• Available data
_ _ _ _ _

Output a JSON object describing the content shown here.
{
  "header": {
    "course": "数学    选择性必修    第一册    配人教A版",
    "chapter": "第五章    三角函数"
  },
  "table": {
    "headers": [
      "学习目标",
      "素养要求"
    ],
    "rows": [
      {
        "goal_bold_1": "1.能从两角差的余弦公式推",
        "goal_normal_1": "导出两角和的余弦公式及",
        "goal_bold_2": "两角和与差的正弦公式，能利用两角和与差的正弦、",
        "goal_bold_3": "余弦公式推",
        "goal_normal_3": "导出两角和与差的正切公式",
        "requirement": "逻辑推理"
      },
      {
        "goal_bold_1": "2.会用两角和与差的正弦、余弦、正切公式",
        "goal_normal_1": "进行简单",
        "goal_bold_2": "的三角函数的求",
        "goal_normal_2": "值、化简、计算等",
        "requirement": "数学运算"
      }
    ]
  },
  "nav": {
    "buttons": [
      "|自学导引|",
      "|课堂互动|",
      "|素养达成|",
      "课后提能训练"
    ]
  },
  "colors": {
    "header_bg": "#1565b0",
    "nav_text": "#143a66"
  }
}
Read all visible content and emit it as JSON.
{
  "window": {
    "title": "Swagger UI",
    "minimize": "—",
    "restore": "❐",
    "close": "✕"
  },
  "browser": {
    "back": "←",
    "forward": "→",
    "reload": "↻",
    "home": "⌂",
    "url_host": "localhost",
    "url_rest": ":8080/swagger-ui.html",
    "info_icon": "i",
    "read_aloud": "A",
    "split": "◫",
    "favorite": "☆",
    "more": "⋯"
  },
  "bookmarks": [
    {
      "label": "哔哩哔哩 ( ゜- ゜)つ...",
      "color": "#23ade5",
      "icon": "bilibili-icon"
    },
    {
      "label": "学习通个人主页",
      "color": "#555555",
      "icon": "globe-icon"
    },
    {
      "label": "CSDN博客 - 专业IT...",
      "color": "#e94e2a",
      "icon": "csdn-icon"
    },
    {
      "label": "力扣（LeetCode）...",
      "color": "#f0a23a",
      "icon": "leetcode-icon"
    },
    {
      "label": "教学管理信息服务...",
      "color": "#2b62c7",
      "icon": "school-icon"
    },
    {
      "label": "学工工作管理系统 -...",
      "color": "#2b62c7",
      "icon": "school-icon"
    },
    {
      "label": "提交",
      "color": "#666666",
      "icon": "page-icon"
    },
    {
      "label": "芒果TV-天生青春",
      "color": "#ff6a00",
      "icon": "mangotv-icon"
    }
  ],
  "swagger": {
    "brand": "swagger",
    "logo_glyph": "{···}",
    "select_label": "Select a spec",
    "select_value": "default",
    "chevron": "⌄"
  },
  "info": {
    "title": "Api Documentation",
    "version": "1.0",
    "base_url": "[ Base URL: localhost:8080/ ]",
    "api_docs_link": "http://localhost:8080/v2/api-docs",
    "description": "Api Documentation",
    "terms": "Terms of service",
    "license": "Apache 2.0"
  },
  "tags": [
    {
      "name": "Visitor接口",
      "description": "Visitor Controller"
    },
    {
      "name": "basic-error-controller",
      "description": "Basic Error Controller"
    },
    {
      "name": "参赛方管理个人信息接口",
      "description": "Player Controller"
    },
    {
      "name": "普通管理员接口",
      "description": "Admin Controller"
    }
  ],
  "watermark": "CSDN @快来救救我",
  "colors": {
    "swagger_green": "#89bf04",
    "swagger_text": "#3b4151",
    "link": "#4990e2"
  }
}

_ _ _ _ _

• The exercise
Without changing a word, restate the whole listing.

• Solution for this task
Output a JSON object describing the content shown here.
{
  "header": {
    "course": "数学    选择性必修    第一册    配人教A版",
    "chapter": "第五章    三角函数"
  },
  "table": {
    "headers": [
      "学习目标",
      "素养要求"
    ],
    "rows": [
      {
        "goal_bold_1": "1.能从两角差的余弦公式推",
        "goal_normal_1": "导出两角和的余弦公式及",
        "goal_bold_2": "两角和与差的正弦公式，能利用两角和与差的正弦、",
        "goal_bold_3": "余弦公式推",
        "goal_normal_3": "导出两角和与差的正切公式",
        "requirement": "逻辑推理"
      },
      {
        "goal_bold_1": "2.会用两角和与差的正弦、余弦、正切公式",
        "goal_normal_1": "进行简单",
        "goal_bold_2": "的三角函数的求",
        "goal_normal_2": "值、化简、计算等",
        "requirement": "数学运算"
      }
    ]
  },
  "nav": {
    "buttons": [
      "|自学导引|",
      "|课堂互动|",
      "|素养达成|",
      "课后提能训练"
    ]
  },
  "colors": {
    "header_bg": "#1565b0",
    "nav_text": "#143a66"
  }
}
Read all visible content and emit it as JSON.
{
  "window": {
    "title": "Swagger UI",
    "minimize": "—",
    "restore": "❐",
    "close": "✕"
  },
  "browser": {
    "back": "←",
    "forward": "→",
    "reload": "↻",
    "home": "⌂",
    "url_host": "localhost",
    "url_rest": ":8080/swagger-ui.html",
    "info_icon": "i",
    "read_aloud": "A",
    "split": "◫",
    "favorite": "☆",
    "more": "⋯"
  },
  "bookmarks": [
    {
      "label": "哔哩哔哩 ( ゜- ゜)つ...",
      "color": "#23ade5",
      "icon": "bilibili-icon"
    },
    {
      "label": "学习通个人主页",
      "color": "#555555",
      "icon": "globe-icon"
    },
    {
      "label": "CSDN博客 - 专业IT...",
      "color": "#e94e2a",
      "icon": "csdn-icon"
    },
    {
      "label": "力扣（LeetCode）...",
      "color": "#f0a23a",
      "icon": "leetcode-icon"
    },
    {
      "label": "教学管理信息服务...",
      "color": "#2b62c7",
      "icon": "school-icon"
    },
    {
      "label": "学工工作管理系统 -...",
      "color": "#2b62c7",
      "icon": "school-icon"
    },
    {
      "label": "提交",
      "color": "#666666",
      "icon": "page-icon"
    },
    {
      "label": "芒果TV-天生青春",
      "color": "#ff6a00",
      "icon": "mangotv-icon"
    }
  ],
  "swagger": {
    "brand": "swagger",
    "logo_glyph": "{···}",
    "select_label": "Select a spec",
    "select_value": "default",
    "chevron": "⌄"
  },
  "info": {
    "title": "Api Documentation",
    "version": "1.0",
    "base_url": "[ Base URL: localhost:8080/ ]",
    "api_docs_link": "http://localhost:8080/v2/api-docs",
    "description": "Api Documentation",
    "terms": "Terms of service",
    "license": "Apache 2.0"
  },
  "tags": [
    {
      "name": "Visitor接口",
      "description": "Visitor Controller"
    },
    {
      "name": "basic-error-controller",
      "description": "Basic Error Controller"
    },
    {
      "name": "参赛方管理个人信息接口",
      "description": "Player Controller"
    },
    {
      "name": "普通管理员接口",
      "description": "Admin Controller"
    }
  ],
  "watermark": "CSDN @快来救救我",
  "colors": {
    "swagger_green": "#89bf04",
    "swagger_text": "#3b4151",
    "link": "#4990e2"
  }
}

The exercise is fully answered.